▶ **THE RECORDS**:
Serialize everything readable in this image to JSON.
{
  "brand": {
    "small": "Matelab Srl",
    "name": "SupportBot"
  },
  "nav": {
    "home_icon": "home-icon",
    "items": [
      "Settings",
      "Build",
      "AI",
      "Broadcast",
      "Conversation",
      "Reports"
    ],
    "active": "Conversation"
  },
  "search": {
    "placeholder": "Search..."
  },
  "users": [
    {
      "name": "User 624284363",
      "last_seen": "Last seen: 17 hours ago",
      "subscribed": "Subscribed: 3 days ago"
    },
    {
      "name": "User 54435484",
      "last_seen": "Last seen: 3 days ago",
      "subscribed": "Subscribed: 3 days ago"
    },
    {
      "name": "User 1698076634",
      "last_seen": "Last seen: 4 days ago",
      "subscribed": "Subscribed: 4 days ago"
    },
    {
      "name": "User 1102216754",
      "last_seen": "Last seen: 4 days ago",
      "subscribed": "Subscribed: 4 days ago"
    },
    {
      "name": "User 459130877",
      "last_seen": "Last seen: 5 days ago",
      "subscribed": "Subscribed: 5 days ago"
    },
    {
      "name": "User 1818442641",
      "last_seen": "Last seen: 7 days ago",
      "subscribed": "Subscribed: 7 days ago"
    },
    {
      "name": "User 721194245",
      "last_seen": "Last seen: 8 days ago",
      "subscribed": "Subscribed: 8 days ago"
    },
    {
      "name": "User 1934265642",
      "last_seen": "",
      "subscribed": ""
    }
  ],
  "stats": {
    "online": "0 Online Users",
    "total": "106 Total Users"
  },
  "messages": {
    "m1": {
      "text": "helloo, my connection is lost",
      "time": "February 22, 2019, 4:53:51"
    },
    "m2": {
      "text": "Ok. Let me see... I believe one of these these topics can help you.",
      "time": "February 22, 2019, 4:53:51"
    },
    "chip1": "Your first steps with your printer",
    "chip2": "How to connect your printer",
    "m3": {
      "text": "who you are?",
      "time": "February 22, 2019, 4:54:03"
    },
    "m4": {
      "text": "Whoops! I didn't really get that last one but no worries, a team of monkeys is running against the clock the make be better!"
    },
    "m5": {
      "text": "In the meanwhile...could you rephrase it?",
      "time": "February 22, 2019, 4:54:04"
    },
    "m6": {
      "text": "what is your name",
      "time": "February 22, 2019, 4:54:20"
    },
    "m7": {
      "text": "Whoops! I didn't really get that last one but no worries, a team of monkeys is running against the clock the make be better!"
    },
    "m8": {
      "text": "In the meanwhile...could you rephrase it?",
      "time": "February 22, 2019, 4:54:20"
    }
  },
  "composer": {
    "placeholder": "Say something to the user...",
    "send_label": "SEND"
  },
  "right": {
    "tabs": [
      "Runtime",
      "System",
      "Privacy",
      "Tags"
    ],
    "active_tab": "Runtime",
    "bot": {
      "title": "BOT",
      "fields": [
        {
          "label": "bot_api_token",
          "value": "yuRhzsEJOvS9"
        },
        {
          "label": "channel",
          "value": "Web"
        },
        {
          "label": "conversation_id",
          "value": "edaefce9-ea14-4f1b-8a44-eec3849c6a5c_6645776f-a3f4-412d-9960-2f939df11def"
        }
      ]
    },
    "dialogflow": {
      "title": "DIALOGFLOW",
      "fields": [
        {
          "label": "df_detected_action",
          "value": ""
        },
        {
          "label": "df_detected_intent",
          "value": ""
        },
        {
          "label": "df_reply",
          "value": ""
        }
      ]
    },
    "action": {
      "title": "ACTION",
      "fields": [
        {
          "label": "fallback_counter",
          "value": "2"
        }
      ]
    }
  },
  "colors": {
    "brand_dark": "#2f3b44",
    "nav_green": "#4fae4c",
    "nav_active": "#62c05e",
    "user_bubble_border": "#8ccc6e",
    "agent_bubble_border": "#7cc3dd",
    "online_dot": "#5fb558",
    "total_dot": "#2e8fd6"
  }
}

▶ **EXERCISE PROMPT**:
Every line of the data above should be copied exactly.

▶ **ANSWER**:
Serialize everything readable in this image to JSON.
{
  "brand": {
    "small": "Matelab Srl",
    "name": "SupportBot"
  },
  "nav": {
    "home_icon": "home-icon",
    "items": [
      "Settings",
      "Build",
      "AI",
      "Broadcast",
      "Conversation",
      "Reports"
    ],
    "active": "Conversation"
  },
  "search": {
    "placeholder": "Search..."
  },
  "users": [
    {
      "name": "User 624284363",
      "last_seen": "Last seen: 17 hours ago",
      "subscribed": "Subscribed: 3 days ago"
    },
    {
      "name": "User 54435484",
      "last_seen": "Last seen: 3 days ago",
      "subscribed": "Subscribed: 3 days ago"
    },
    {
      "name": "User 1698076634",
      "last_seen": "Last seen: 4 days ago",
      "subscribed": "Subscribed: 4 days ago"
    },
    {
      "name": "User 1102216754",
      "last_seen": "Last seen: 4 days ago",
      "subscribed": "Subscribed: 4 days ago"
    },
    {
      "name": "User 459130877",
      "last_seen": "Last seen: 5 days ago",
      "subscribed": "Subscribed: 5 days ago"
    },
    {
      "name": "User 1818442641",
      "last_seen": "Last seen: 7 days ago",
      "subscribed": "Subscribed: 7 days ago"
    },
    {
      "name": "User 721194245",
      "last_seen": "Last seen: 8 days ago",
      "subscribed": "Subscribed: 8 days ago"
    },
    {
      "name": "User 1934265642",
      "last_seen": "",
      "subscribed": ""
    }
  ],
  "stats": {
    "online": "0 Online Users",
    "total": "106 Total Users"
  },
  "messages": {
    "m1": {
      "text": "helloo, my connection is lost",
      "time": "February 22, 2019, 4:53:51"
    },
    "m2": {
      "text": "Ok. Let me see... I believe one of these these topics can help you.",
      "time": "February 22, 2019, 4:53:51"
    },
    "chip1": "Your first steps with your printer",
    "chip2": "How to connect your printer",
    "m3": {
      "text": "who you are?",
      "time": "February 22, 2019, 4:54:03"
    },
    "m4": {
      "text": "Whoops! I didn't really get that last one but no worries, a team of monkeys is running against the clock the make be better!"
    },
    "m5": {
      "text": "In the meanwhile...could you rephrase it?",
      "time": "February 22, 2019, 4:54:04"
    },
    "m6": {
      "text": "what is your name",
      "time": "February 22, 2019, 4:54:20"
    },
    "m7": {
      "text": "Whoops! I didn't really get that last one but no worries, a team of monkeys is running against the clock the make be better!"
    },
    "m8": {
      "text": "In the meanwhile...could you rephrase it?",
      "time": "February 22, 2019, 4:54:20"
    }
  },
  "composer": {
    "placeholder": "Say something to the user...",
    "send_label": "SEND"
  },
  "right": {
    "tabs": [
      "Runtime",
      "System",
      "Privacy",
      "Tags"
    ],
    "active_tab": "Runtime",
    "bot": {
      "title": "BOT",
      "fields": [
        {
          "label": "bot_api_token",
          "value": "yuRhzsEJOvS9"
        },
        {
          "label": "channel",
          "value": "Web"
        },
        {
          "label": "conversation_id",
          "value": "edaefce9-ea14-4f1b-8a44-eec3849c6a5c_6645776f-a3f4-412d-9960-2f939df11def"
        }
      ]
    },
    "dialogflow": {
      "title": "DIALOGFLOW",
      "fields": [
        {
          "label": "df_detected_action",
          "value": ""
        },
        {
          "label": "df_detected_intent",
          "value": ""
        },
        {
          "label": "df_reply",
          "value": ""
        }
      ]
    },
    "action": {
      "title": "ACTION",
      "fields": [
        {
          "label": "fallback_counter",
          "value": "2"
        }
      ]
    }
  },
  "colors": {
    "brand_dark": "#2f3b44",
    "nav_green": "#4fae4c",
    "nav_active": "#62c05e",
    "user_bubble_border": "#8ccc6e",
    "agent_bubble_border": "#7cc3dd",
    "online_dot": "#5fb558",
    "total_dot": "#2e8fd6"
  }
}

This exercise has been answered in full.